WHAT IS BEING ASKED: Repeat the listing word for word. No pictures belong in the copy.

[Figure record listings]
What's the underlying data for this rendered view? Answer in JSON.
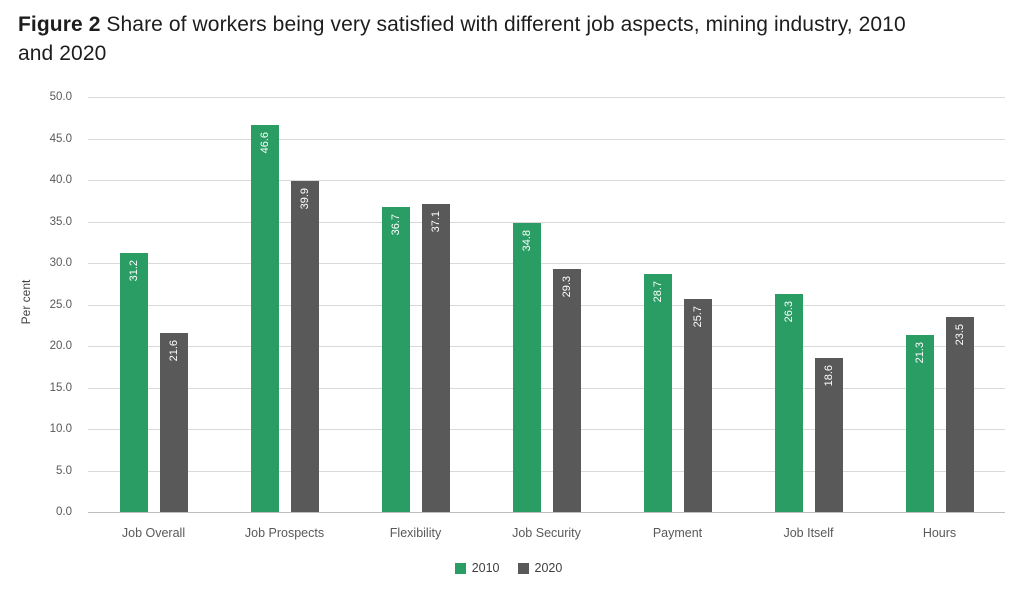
{
  "title": {
    "prefix": "Figure 2",
    "rest": " Share of workers being very satisfied with different job aspects, mining industry, 2010 and 2020"
  },
  "chart_data": {
    "type": "bar",
    "title": "Figure 2 Share of workers being very satisfied with different job aspects, mining industry, 2010 and 2020",
    "categories": [
      "Job Overall",
      "Job Prospects",
      "Flexibility",
      "Job Security",
      "Payment",
      "Job Itself",
      "Hours"
    ],
    "series": [
      {
        "name": "2010",
        "color": "#2a9d64",
        "values": [
          31.2,
          46.6,
          36.7,
          34.8,
          28.7,
          26.3,
          21.3
        ]
      },
      {
        "name": "2020",
        "color": "#595959",
        "values": [
          21.6,
          39.9,
          37.1,
          29.3,
          25.7,
          18.6,
          23.5
        ]
      }
    ],
    "xlabel": "",
    "ylabel": "Per cent",
    "ylim": [
      0,
      50
    ],
    "ytick_step": 5,
    "ytick_format_decimals": 1,
    "grid": true,
    "legend_position": "bottom",
    "value_labels": "inside-top-vertical",
    "colors": {
      "grid": "#d9d9d9",
      "axis": "#bfbfbf",
      "tick_text": "#595959",
      "value_label_text": "#ffffff"
    }
  }
}
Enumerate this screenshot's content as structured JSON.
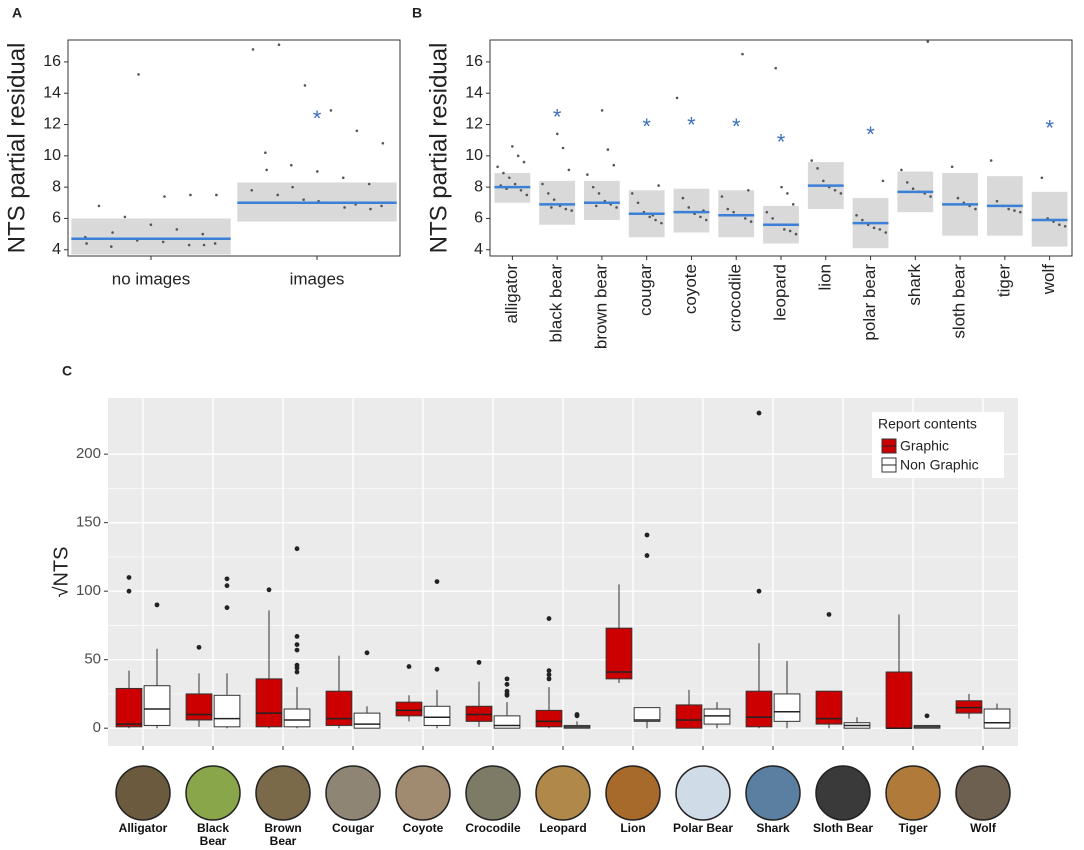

REPLY TO THE TASK:
What's the underlying data for this rendered view? Answer in JSON.
{
  "title": {
    "prefix": "Figure 2",
    "rest": " Share of workers being very satisfied with different job aspects, mining industry, 2010 and 2020"
  },
  "chart_data": {
    "type": "bar",
    "title": "Figure 2 Share of workers being very satisfied with different job aspects, mining industry, 2010 and 2020",
    "categories": [
      "Job Overall",
      "Job Prospects",
      "Flexibility",
      "Job Security",
      "Payment",
      "Job Itself",
      "Hours"
    ],
    "series": [
      {
        "name": "2010",
        "color": "#2a9d64",
        "values": [
          31.2,
          46.6,
          36.7,
          34.8,
          28.7,
          26.3,
          21.3
        ]
      },
      {
        "name": "2020",
        "color": "#595959",
        "values": [
          21.6,
          39.9,
          37.1,
          29.3,
          25.7,
          18.6,
          23.5
        ]
      }
    ],
    "xlabel": "",
    "ylabel": "Per cent",
    "ylim": [
      0,
      50
    ],
    "ytick_step": 5,
    "ytick_format_decimals": 1,
    "grid": true,
    "legend_position": "bottom",
    "value_labels": "inside-top-vertical",
    "colors": {
      "grid": "#d9d9d9",
      "axis": "#bfbfbf",
      "tick_text": "#595959",
      "value_label_text": "#ffffff"
    }
  }
}
Enumerate this screenshot's content as structured JSON.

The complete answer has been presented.